» **TASK DIRECTIONS**
Without including the pictures, copy out every line below.

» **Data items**
|---|

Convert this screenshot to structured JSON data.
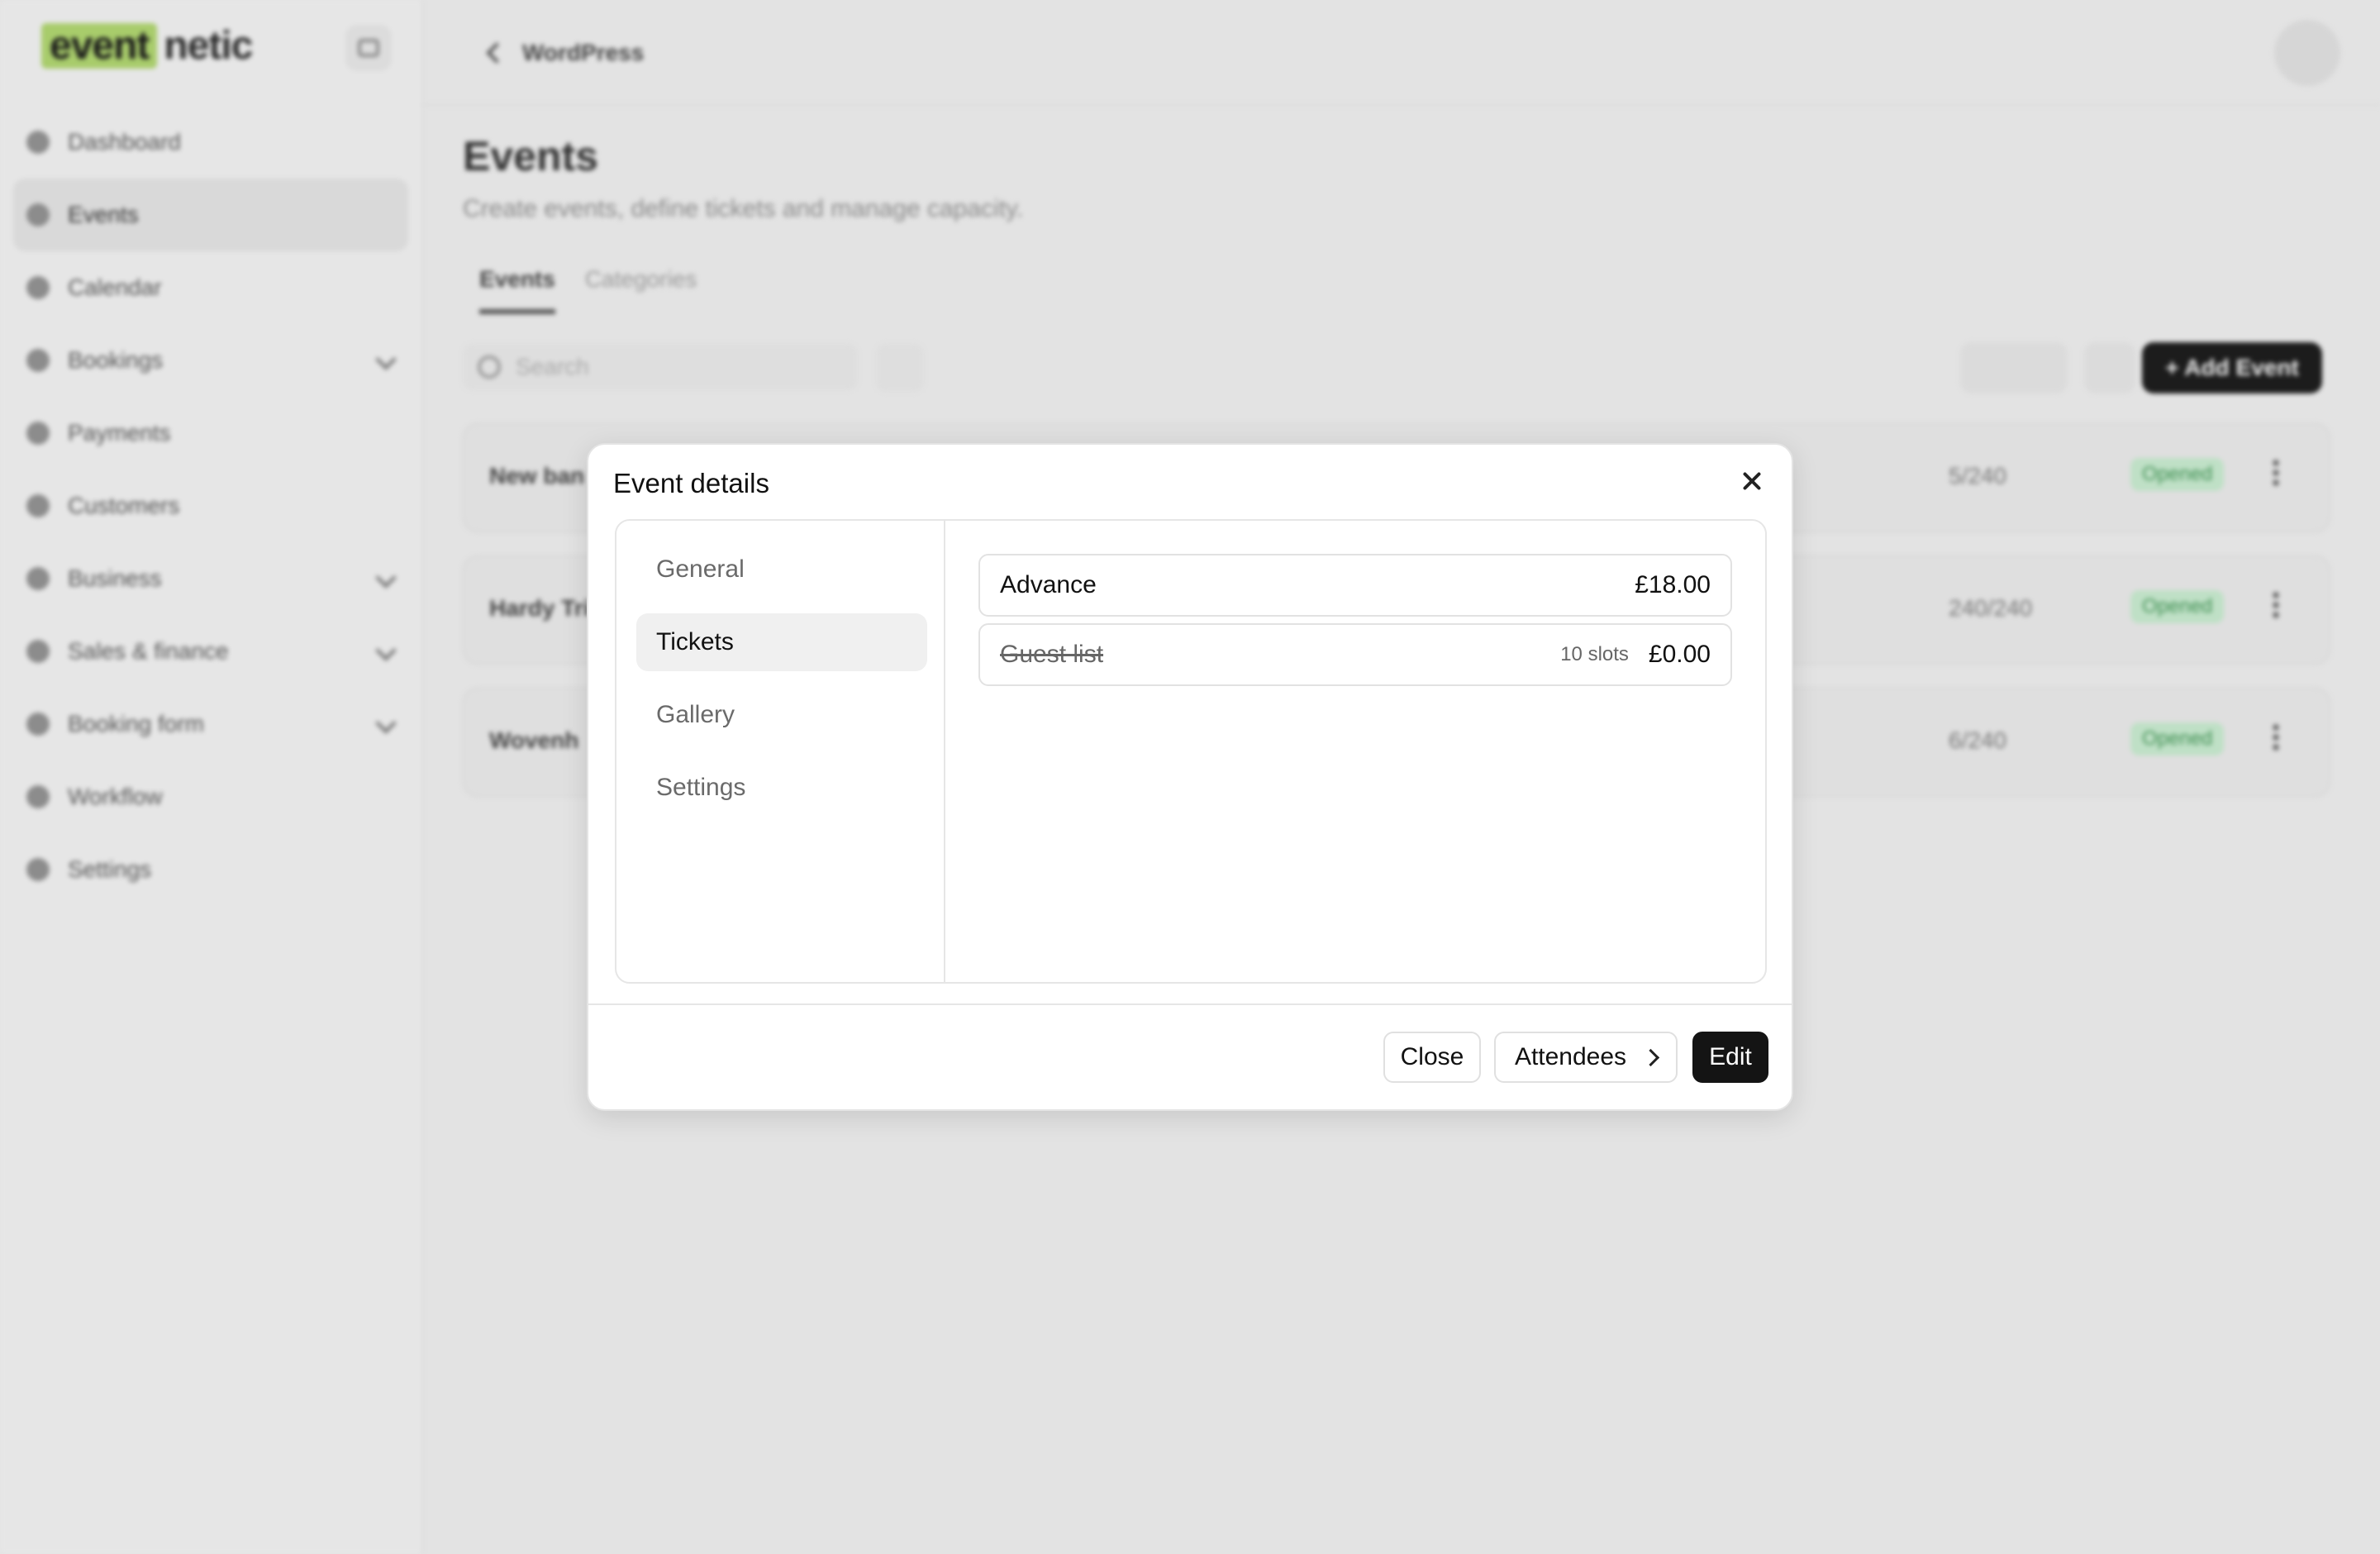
{
  "app": {
    "logo": {
      "highlight": "event",
      "rest": "netic"
    },
    "breadcrumb_back": "WordPress",
    "sidebar": {
      "items": [
        {
          "label": "Dashboard",
          "icon": "dashboard-icon"
        },
        {
          "label": "Events",
          "icon": "calendar-box-icon",
          "active": true
        },
        {
          "label": "Calendar",
          "icon": "calendar-icon"
        },
        {
          "label": "Bookings",
          "icon": "bookings-icon",
          "expandable": true
        },
        {
          "label": "Payments",
          "icon": "payments-icon"
        },
        {
          "label": "Customers",
          "icon": "customers-icon"
        },
        {
          "label": "Business",
          "icon": "business-icon",
          "expandable": true
        },
        {
          "label": "Sales & finance",
          "icon": "sales-icon",
          "expandable": true
        },
        {
          "label": "Booking form",
          "icon": "form-icon",
          "expandable": true
        },
        {
          "label": "Workflow",
          "icon": "workflow-icon"
        },
        {
          "label": "Settings",
          "icon": "gear-icon"
        }
      ]
    },
    "page": {
      "title": "Events",
      "subtitle": "Create events, define tickets and manage capacity.",
      "tabs": [
        "Events",
        "Categories"
      ],
      "search_placeholder": "Search",
      "add_button": "+ Add Event",
      "rows": [
        {
          "name": "New ban",
          "capacity": "5/240",
          "status": "Opened"
        },
        {
          "name": "Hardy Tri",
          "capacity": "240/240",
          "status": "Opened"
        },
        {
          "name": "Wovenh",
          "capacity": "6/240",
          "status": "Opened"
        }
      ]
    }
  },
  "modal": {
    "title": "Event details",
    "tabs": [
      "General",
      "Tickets",
      "Gallery",
      "Settings"
    ],
    "active_tab": "Tickets",
    "tickets": [
      {
        "name": "Advance",
        "slots": "",
        "price": "£18.00",
        "disabled": false
      },
      {
        "name": "Guest list",
        "slots": "10 slots",
        "price": "£0.00",
        "disabled": true
      }
    ],
    "buttons": {
      "close": "Close",
      "attendees": "Attendees",
      "edit": "Edit"
    }
  },
  "colors": {
    "accent": "#141414",
    "logo_highlight": "#a8cc6b",
    "status_opened": "#3f8f52"
  }
}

|---|

» **RESPONSE FOR THIS EXERCISE**
Convert this screenshot to structured JSON data.
{
  "app": {
    "logo": {
      "highlight": "event",
      "rest": "netic"
    },
    "breadcrumb_back": "WordPress",
    "sidebar": {
      "items": [
        {
          "label": "Dashboard",
          "icon": "dashboard-icon"
        },
        {
          "label": "Events",
          "icon": "calendar-box-icon",
          "active": true
        },
        {
          "label": "Calendar",
          "icon": "calendar-icon"
        },
        {
          "label": "Bookings",
          "icon": "bookings-icon",
          "expandable": true
        },
        {
          "label": "Payments",
          "icon": "payments-icon"
        },
        {
          "label": "Customers",
          "icon": "customers-icon"
        },
        {
          "label": "Business",
          "icon": "business-icon",
          "expandable": true
        },
        {
          "label": "Sales & finance",
          "icon": "sales-icon",
          "expandable": true
        },
        {
          "label": "Booking form",
          "icon": "form-icon",
          "expandable": true
        },
        {
          "label": "Workflow",
          "icon": "workflow-icon"
        },
        {
          "label": "Settings",
          "icon": "gear-icon"
        }
      ]
    },
    "page": {
      "title": "Events",
      "subtitle": "Create events, define tickets and manage capacity.",
      "tabs": [
        "Events",
        "Categories"
      ],
      "search_placeholder": "Search",
      "add_button": "+ Add Event",
      "rows": [
        {
          "name": "New ban",
          "capacity": "5/240",
          "status": "Opened"
        },
        {
          "name": "Hardy Tri",
          "capacity": "240/240",
          "status": "Opened"
        },
        {
          "name": "Wovenh",
          "capacity": "6/240",
          "status": "Opened"
        }
      ]
    }
  },
  "modal": {
    "title": "Event details",
    "tabs": [
      "General",
      "Tickets",
      "Gallery",
      "Settings"
    ],
    "active_tab": "Tickets",
    "tickets": [
      {
        "name": "Advance",
        "slots": "",
        "price": "£18.00",
        "disabled": false
      },
      {
        "name": "Guest list",
        "slots": "10 slots",
        "price": "£0.00",
        "disabled": true
      }
    ],
    "buttons": {
      "close": "Close",
      "attendees": "Attendees",
      "edit": "Edit"
    }
  },
  "colors": {
    "accent": "#141414",
    "logo_highlight": "#a8cc6b",
    "status_opened": "#3f8f52"
  }
}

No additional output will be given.